> _Estratto del documento_:
☆ ☆ ☆ ☆ ☆

No facetime, solo abbracci

 

Mio figlio mi chiama in FaceTime, una volta anche in skype.
Quella volta lì dello skype ci eravamo dati una specie di appuntamento, ero a casa di Marco, suo fratello, sabato a mezzogiorno; c’era anche la Gaia, sua figlia, e io ero appena stata dal parrucchiere.
Mio figlio mi chiama da Panama City, la città del Canale, quello che c’è sull’atlante e che mai avrei immaginato dovesse essere uno dei miei primi pensieri appena sveglia. Chiama da Panama, dicevo, perché a 40 anni capita che si perda il lavoro e si debba fare un bel po’ di strada per ritrovarne uno appena appena decente.
Marcello, vieni, c’è lo zio Matteo.
Ciao, come state? Papà sono qui, mi vedi?
Hai voglia di abbracciarlo e gli dici che stai mangiando le cotolette. Ha gli occhi rossi? Dice che andrà al mare, ma dopo, perché il sabato è giorno di paga.
Ma pagate in contanti?
Sì, dice. E tu te li vedi che si mettono in fila come nei film e lui è il capo, quello seduto al tavolino che paga. Ma la voglia di piangere è uguale.

☆ ☆ ☆ ☆ ☆

> _Esercizi da svolgere_:
A – Trascrivi fedelmente il brano da "Mio figlio mi chiama in" fino a "pagate in contanti?" compreso.
B – Secondo il brano, da quale città chiama il figlio?
C – Riassumi il brano in due frasi.

[Dati memorizzati]
☆ ☆ ☆ ☆ ☆

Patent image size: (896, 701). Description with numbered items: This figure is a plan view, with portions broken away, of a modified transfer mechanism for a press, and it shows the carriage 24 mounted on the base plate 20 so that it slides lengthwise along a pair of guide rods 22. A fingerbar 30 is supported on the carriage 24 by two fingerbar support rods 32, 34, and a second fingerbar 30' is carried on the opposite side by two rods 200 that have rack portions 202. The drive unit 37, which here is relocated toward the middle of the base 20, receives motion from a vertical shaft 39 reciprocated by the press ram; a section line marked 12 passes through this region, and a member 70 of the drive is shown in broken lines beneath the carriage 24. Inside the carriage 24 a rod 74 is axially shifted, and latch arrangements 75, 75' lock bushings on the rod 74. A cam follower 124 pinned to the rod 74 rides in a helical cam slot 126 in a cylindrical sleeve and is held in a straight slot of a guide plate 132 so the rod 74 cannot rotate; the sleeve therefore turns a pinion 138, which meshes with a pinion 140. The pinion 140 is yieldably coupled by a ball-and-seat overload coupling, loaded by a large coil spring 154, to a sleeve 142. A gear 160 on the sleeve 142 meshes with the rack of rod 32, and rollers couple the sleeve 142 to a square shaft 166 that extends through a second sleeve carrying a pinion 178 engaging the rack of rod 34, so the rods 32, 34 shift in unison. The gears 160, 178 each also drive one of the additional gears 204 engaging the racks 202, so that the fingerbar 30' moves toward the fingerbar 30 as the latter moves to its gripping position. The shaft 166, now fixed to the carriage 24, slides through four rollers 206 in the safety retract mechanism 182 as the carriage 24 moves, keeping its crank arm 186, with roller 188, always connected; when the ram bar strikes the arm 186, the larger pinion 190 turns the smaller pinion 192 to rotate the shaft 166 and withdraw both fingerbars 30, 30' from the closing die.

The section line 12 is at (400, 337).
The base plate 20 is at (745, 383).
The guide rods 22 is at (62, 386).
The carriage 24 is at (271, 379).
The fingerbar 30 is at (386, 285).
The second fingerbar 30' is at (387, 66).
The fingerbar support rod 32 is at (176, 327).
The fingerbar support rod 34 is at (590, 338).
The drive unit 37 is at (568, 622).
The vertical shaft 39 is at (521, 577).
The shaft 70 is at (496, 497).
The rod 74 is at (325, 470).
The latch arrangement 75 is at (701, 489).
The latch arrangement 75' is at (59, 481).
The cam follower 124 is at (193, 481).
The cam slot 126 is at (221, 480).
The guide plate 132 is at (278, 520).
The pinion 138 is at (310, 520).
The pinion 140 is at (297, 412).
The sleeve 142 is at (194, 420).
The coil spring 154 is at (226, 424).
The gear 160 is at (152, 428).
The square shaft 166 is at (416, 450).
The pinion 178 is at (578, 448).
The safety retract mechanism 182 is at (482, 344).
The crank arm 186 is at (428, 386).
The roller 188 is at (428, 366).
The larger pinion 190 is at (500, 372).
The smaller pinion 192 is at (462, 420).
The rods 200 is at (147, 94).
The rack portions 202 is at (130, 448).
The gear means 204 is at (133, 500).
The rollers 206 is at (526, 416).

☆ ☆ ☆ ☆ ☆

> _Risposte ai quesiti_:
A –
Mio figlio mi chiama in FaceTime, una volta anche in skype.
Quella volta lì dello skype ci eravamo dati una specie di appuntamento, ero a casa di Marco, suo fratello, sabato a mezzogiorno; c’era anche la Gaia, sua figlia, e io ero appena stata dal parrucchiere.
Mio figlio mi chiama da Panama City, la città del Canale, quello che c’è sull’atlante e che mai avrei immaginato dovesse essere uno dei miei primi pensieri appena sveglia. Chiama da Panama, dicevo, perché a 40 anni capita che si perda il lavoro e si debba fare un bel po’ di strada per ritrovarne uno appena appena decente.
Marcello, vieni, c’è lo zio Matteo.
Ciao, come state? Papà sono qui, mi vedi?
Hai voglia di abbracciarlo e gli dici che stai mangiando le cotolette. Ha gli occhi rossi? Dice che andrà al mare, ma dopo, perché il sabato è giorno di paga.
Ma pagate in contanti?

B – Da Panama City, la città del Canale.

C – Il figlio di chi racconta chiama da Panama City in FaceTime, e una volta in Skype, perché a 40 anni capita di perdere il lavoro e di dover fare molta strada per trovarne uno decente. Durante la chiamata in Skype, a casa di Marco, dice che andrà al mare, ma dopo, perché il sabato è giorno di paga e si paga in contanti.